___ Study text ___

A new tool has demonstrated how YouTube’s secretive recommendation algorithm directs users to videos promoting extremist ideologies and conspiracy theories.

The TheirTube project, developed by creative designer Tomo Kihara, allows people to “step inside someone else’s YouTube bubble” by showing them videos recommended by YouTube.

The tool shows how the world’s most popular video-sharing platform looks like to people from different political demographics, such as conservatives and liberals, as well as other personas like fruitarians, climate change deniers and ‘prepper’ survivalists.

“The proverb ‘Fish discover water last’ also describes how we are blind to the recommendation bubbles we are in,” Mr Kihara said. “Nowadays with an AI curating almost all of what we see, the only way for a person to get a better perspective on their own media environment is to see what others’ bubbles look like.”

Viewing TheirTube through the ‘Conspiracist’ persona, for example, recommends videos about unsolved mysteries and unexplained natural phenomenon.

There are also suggestions for videos with more sinister undertones, such as a 40-minute-long video about Microsoft founder Bill Gates that draws in harmful anti-vaccination conspiracy theories.

The video, which has been viewed more than 600,000 times since it was posted in May, describes Gates as an “unelected global health czar and population control advocate” with an agenda “driven by a eugenicist ideology.”

Videos listed among the recommendations at the end of the video include those that describe the coronavirus pandemic as a hoax.

Videos recommended for the ‘Climate denier’ persona include one outlining “the moral case for fossil fuels”, and another from the official channel of The American Petroleum Institute titled ‘Benefits of Pipelines’.

___ Excerpted data ___

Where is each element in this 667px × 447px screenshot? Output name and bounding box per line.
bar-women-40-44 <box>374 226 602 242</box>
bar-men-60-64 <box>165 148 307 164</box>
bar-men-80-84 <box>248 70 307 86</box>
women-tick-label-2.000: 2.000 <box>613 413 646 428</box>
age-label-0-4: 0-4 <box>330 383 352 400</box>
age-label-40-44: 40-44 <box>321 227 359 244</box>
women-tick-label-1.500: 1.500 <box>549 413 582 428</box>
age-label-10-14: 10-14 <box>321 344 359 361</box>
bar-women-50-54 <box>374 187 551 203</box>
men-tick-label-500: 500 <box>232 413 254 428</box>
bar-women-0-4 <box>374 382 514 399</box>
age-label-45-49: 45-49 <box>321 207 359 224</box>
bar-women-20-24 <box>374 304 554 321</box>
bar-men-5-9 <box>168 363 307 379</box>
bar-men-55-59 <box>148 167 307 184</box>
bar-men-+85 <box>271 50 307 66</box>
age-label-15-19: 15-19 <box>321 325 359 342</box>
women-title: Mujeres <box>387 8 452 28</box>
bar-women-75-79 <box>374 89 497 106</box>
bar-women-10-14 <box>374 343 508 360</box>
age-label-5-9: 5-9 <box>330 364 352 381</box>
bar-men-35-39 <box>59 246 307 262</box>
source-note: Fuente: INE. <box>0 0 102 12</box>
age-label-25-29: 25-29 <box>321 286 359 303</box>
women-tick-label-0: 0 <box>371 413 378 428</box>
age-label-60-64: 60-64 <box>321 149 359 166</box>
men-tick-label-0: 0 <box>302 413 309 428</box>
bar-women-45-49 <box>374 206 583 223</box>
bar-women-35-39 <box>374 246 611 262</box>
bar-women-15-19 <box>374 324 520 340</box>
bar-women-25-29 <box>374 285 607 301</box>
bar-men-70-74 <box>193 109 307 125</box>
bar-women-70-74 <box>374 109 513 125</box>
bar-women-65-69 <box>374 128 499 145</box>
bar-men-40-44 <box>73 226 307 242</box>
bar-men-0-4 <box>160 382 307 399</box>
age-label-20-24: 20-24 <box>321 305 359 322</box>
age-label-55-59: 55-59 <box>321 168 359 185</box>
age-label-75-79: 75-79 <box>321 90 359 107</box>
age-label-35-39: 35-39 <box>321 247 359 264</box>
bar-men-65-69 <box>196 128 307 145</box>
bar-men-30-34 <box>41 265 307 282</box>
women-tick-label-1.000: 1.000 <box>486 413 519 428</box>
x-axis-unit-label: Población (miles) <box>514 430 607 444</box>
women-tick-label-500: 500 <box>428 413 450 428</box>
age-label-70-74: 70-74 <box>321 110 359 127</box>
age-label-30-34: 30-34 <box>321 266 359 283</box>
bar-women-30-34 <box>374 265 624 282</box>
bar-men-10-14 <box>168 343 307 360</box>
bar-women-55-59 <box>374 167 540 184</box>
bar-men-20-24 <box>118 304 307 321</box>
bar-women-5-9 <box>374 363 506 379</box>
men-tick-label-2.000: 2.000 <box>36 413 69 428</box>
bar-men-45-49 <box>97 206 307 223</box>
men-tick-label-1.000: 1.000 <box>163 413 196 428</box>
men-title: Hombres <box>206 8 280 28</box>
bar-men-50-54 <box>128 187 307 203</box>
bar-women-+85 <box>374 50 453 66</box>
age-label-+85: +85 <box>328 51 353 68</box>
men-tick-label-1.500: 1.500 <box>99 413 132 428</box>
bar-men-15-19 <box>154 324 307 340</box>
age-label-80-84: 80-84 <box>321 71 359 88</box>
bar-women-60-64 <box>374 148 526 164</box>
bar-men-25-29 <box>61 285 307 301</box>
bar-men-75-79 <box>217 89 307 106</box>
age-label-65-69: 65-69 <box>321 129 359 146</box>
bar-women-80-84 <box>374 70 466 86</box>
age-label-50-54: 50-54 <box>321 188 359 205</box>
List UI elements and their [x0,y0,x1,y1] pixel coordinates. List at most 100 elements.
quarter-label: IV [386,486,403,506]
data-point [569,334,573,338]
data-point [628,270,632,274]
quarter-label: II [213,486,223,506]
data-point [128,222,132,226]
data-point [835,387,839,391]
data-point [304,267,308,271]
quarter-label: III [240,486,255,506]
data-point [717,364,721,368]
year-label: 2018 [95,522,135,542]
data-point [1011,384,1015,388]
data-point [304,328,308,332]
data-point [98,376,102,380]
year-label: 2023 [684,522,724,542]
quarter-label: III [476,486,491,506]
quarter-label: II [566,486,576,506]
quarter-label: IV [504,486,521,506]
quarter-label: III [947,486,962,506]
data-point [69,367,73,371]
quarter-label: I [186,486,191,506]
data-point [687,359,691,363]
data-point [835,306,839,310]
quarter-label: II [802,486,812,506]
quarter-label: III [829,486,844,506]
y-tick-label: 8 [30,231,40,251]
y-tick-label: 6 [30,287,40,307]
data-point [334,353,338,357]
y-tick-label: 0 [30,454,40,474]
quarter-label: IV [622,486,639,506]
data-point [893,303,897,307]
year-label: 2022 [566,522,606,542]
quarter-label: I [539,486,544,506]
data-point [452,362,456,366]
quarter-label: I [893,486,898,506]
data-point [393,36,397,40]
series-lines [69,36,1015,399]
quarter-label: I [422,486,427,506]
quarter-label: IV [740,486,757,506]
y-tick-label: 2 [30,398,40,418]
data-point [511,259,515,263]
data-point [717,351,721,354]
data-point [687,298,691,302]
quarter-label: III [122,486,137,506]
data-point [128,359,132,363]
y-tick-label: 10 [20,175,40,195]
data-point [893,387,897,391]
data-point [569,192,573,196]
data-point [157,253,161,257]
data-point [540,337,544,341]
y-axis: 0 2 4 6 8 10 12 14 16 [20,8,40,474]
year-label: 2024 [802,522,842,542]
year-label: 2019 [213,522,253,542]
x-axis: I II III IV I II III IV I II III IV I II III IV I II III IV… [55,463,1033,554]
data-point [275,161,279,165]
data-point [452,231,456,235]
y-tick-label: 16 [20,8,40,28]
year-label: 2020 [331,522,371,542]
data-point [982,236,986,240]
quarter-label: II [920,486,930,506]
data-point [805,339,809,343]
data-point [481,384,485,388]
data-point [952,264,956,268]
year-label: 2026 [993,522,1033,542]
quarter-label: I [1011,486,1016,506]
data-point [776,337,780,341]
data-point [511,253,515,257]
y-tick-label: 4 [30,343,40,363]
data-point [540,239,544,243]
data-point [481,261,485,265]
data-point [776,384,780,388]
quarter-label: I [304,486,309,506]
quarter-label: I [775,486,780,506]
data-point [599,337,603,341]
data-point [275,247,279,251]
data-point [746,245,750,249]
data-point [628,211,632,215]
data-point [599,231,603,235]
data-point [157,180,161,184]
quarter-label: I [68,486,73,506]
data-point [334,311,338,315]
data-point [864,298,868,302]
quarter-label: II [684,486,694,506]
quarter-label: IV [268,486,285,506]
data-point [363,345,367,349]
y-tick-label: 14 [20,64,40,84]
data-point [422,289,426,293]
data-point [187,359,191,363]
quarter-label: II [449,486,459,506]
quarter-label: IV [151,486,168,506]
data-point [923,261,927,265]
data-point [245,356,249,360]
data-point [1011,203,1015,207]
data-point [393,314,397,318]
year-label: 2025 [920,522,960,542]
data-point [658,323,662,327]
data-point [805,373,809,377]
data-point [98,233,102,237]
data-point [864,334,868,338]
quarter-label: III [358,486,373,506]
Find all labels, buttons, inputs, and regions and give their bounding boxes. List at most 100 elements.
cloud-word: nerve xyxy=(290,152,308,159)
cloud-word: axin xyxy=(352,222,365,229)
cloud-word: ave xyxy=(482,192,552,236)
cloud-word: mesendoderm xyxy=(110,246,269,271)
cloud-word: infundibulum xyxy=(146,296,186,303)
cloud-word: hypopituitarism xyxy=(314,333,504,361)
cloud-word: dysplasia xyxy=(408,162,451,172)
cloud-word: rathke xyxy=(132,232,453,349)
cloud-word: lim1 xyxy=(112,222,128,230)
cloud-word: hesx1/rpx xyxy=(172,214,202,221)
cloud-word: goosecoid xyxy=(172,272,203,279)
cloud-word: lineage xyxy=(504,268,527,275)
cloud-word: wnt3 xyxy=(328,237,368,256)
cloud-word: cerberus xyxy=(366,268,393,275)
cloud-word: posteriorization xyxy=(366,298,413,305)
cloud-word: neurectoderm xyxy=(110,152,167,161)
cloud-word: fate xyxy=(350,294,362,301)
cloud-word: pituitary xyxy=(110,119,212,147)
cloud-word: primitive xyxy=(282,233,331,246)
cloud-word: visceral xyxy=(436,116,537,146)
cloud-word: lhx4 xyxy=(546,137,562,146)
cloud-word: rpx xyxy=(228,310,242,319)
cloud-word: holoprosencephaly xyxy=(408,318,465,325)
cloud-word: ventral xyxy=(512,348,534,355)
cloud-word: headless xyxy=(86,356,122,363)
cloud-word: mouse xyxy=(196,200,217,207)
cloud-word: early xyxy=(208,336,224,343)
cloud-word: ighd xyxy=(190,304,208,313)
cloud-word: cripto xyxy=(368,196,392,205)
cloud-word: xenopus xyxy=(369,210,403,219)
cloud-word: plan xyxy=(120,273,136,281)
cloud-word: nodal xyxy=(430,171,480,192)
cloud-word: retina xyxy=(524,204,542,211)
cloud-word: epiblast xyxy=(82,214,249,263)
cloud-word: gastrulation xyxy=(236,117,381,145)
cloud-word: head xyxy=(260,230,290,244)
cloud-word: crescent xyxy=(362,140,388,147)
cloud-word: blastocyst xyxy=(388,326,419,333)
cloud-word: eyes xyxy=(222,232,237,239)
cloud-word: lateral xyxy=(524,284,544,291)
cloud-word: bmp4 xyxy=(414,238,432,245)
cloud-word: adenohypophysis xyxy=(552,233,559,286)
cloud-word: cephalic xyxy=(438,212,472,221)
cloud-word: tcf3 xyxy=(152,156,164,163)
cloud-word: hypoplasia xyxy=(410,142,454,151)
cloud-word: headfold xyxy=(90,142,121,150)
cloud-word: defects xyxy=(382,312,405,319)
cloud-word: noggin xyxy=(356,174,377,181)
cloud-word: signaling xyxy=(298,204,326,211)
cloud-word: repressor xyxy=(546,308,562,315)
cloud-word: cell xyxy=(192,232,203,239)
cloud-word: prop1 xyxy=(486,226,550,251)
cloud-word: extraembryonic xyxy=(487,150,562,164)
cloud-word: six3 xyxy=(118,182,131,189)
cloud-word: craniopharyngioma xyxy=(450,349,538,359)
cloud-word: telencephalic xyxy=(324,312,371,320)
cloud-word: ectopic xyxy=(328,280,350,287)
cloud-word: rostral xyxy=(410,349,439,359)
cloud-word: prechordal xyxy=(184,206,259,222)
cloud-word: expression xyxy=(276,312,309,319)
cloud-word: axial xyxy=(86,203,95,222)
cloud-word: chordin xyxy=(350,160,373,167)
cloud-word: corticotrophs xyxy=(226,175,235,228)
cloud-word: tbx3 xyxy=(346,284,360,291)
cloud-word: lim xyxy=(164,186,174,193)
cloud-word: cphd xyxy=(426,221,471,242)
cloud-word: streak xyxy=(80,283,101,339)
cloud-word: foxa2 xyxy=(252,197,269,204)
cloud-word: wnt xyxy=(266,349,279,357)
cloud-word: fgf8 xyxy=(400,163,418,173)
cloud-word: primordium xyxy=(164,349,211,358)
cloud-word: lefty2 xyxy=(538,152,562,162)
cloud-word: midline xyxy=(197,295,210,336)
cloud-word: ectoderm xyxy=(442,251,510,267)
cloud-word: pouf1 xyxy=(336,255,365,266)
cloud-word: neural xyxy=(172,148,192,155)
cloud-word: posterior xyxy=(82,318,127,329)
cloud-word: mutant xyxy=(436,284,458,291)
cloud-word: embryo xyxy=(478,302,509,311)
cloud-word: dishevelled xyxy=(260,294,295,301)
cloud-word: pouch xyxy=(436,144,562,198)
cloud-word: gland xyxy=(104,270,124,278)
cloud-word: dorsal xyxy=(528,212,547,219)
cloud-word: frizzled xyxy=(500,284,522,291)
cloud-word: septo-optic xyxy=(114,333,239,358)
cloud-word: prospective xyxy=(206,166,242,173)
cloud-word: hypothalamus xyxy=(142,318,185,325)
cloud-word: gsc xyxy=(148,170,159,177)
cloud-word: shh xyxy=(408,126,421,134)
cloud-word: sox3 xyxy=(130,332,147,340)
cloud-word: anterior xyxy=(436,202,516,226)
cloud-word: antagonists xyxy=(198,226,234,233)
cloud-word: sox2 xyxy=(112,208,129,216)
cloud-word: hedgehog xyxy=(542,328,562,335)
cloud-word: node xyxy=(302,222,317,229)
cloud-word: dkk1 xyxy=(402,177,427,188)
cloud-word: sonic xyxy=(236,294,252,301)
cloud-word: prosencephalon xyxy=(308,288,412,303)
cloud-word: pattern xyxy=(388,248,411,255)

___

Brief A:
Repeat the part of the TheirTube article starting at "There are also" and ending at "pandemic as a hoax.".
Brief B:
According to the TheirTube article, who developed the TheirTube project?
Brief C:
Write the next part of the TheirTube article, picking up after its last sentence.
The entries aren't needed for any of this work.

Exercise answer A:
There are also suggestions for videos with more sinister undertones, such as a 40-minute-long video about Microsoft founder Bill Gates that draws in harmful anti-vaccination conspiracy theories.

The video, which has been viewed more than 600,000 times since it was posted in May, describes Gates as an “unelected global health czar and population control advocate” with an agenda “driven by a eugenicist ideology.”

Videos listed among the recommendations at the end of the video include those that describe the coronavirus pandemic as a hoax.

Exercise answer B:
Creative designer Tomo Kihara developed it.

Exercise answer C:
The project appears to demonstrate that YouTube’s algorithm panders to a psychological theory known as confirmation bias, whereby people have a tendency to favour information that supports their existing beliefs or values.

“TheirTube shows how YouTube’s recommendations can drastically shape someone’s experience on the platform and, as a result, shape their worldview,” the project’s website states.

Each of the TheirTube personas was developed through interviews with YouTube users within similar bubbles, which informed which channels and videos to suggest based on YouTube’s recommendations.

Around 70 per cent of all videos viewed on YouTube are recommended by the AI algorithm – the equivalent of 700 million hours of video content each day globally.

“These recommendation bots are useful, but it can reinforce the wrong kind of ideas too,” states a video explaining TheirTube. “Once you are in a recommendation bubble, it is difficult to realise you’re in one.”

YouTube did not reply to a request for comment about the project, though the Google-owned firm does not typically publicly disclose details about how its algorithms work.

The TheirTube project was awarded a Mozilla Creative Media Award this week, which aim to encourage “more trustworthy AI in consumer technology.”